§ Data entries

▽

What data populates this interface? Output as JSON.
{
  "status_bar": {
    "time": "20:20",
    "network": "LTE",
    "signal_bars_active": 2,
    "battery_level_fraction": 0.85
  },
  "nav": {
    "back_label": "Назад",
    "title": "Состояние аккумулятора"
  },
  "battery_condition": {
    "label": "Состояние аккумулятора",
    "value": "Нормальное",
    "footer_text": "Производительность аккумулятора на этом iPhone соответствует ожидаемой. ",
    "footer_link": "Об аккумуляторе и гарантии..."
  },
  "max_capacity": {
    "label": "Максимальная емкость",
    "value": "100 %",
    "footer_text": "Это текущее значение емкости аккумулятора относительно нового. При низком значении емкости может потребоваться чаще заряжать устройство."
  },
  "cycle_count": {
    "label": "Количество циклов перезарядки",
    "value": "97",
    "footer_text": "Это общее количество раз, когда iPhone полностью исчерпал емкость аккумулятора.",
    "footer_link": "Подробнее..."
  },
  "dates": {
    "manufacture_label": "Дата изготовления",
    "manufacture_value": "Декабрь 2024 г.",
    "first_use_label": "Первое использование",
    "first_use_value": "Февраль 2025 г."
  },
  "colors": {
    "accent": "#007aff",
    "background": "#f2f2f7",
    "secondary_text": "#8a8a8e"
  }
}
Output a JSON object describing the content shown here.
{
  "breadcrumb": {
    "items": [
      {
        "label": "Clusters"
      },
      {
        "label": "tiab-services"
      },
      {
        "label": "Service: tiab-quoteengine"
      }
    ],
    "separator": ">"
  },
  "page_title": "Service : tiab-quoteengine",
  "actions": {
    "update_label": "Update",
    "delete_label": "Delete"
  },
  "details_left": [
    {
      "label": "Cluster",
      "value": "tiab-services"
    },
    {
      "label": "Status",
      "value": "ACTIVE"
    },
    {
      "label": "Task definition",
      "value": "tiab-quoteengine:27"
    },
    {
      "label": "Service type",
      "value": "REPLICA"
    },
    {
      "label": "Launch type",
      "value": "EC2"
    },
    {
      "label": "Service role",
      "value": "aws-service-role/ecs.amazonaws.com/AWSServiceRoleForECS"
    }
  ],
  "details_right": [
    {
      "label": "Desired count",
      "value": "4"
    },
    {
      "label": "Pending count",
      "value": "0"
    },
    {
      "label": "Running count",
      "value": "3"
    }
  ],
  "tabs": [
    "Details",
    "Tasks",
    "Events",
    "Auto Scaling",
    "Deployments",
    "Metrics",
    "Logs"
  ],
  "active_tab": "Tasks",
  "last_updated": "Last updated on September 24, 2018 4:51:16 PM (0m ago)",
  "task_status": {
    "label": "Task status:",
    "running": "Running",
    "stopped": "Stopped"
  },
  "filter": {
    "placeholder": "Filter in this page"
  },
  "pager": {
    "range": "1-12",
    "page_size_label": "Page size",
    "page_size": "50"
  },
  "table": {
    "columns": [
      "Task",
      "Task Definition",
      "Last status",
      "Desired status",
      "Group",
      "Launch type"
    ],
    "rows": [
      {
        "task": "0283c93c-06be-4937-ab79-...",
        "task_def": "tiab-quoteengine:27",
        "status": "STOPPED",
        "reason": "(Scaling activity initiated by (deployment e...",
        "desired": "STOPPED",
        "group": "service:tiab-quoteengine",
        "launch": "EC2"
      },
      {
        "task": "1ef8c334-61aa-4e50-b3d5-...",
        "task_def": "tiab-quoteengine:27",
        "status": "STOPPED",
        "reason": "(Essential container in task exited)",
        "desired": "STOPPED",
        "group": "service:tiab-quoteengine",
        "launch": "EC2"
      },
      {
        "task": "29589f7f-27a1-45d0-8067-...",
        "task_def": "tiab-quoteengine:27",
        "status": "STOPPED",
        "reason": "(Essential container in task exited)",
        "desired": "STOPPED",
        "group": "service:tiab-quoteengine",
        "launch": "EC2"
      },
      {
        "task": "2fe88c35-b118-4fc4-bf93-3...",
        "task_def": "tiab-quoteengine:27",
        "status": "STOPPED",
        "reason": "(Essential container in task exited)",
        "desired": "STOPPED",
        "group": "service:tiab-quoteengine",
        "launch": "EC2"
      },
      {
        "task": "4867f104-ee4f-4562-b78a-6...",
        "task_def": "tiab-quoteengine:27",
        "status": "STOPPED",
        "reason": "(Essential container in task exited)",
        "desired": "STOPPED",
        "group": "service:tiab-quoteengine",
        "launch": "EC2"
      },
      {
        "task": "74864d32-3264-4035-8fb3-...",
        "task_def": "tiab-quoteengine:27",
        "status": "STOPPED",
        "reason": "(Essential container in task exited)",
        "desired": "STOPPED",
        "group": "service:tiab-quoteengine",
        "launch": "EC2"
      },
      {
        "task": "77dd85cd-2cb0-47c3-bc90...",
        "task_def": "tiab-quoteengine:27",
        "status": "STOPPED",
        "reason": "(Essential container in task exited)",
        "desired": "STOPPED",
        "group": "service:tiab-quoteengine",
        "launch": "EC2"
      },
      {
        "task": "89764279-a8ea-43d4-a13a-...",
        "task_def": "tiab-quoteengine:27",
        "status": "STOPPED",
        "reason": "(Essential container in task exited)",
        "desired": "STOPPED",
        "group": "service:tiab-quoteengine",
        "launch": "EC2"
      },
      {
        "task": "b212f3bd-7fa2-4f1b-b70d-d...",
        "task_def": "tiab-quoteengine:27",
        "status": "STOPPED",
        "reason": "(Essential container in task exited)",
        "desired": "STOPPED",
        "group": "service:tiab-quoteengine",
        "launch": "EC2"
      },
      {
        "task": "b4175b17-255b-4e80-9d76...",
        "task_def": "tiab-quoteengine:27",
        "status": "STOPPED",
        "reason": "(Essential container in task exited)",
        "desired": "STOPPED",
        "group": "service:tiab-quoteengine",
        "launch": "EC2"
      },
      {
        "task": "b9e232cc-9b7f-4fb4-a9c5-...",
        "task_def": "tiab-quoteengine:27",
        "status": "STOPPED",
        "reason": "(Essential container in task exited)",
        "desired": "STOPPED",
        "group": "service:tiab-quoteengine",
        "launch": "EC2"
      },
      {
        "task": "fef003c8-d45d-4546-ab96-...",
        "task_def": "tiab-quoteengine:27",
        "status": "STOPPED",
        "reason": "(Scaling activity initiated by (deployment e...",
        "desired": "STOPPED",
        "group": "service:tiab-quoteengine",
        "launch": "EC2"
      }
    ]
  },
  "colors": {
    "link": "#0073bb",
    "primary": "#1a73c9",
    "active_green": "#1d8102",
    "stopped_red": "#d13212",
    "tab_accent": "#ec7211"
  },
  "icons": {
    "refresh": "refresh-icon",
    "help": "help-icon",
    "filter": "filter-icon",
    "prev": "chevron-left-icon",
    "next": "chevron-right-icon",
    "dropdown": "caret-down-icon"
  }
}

△
▽

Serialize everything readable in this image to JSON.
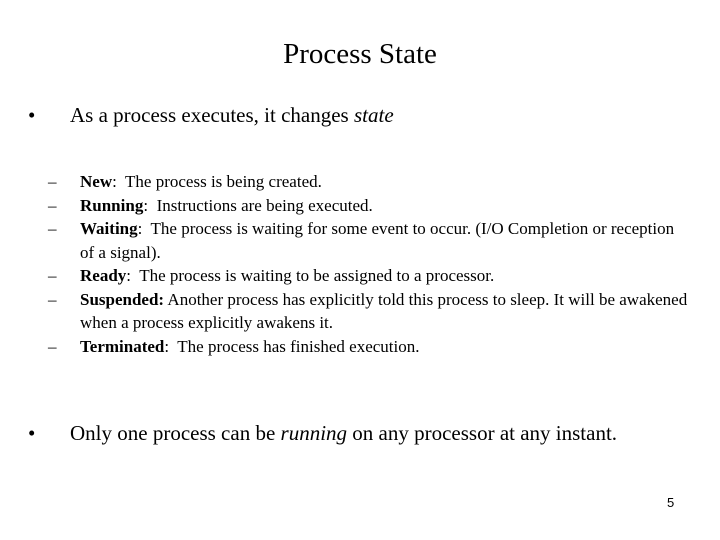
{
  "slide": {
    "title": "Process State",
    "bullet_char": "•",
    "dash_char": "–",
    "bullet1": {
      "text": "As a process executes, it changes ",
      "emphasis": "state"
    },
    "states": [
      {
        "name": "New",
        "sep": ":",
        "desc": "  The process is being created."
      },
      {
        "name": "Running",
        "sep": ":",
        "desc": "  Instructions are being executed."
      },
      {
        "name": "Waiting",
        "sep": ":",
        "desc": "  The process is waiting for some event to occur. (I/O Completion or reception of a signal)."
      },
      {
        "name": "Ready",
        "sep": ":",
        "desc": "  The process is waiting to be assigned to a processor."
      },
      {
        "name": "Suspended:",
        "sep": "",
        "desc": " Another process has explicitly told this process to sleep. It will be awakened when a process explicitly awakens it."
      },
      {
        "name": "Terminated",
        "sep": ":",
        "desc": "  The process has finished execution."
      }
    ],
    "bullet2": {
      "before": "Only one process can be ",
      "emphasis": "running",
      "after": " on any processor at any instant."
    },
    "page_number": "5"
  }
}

△

Show, from the listing above, each line that contains the word "Last".

§ FINISHED EXERCISE
  "last_updated": "Last updated on September 24, 2018 4:51:16 PM (0m ago)",
      "Last status",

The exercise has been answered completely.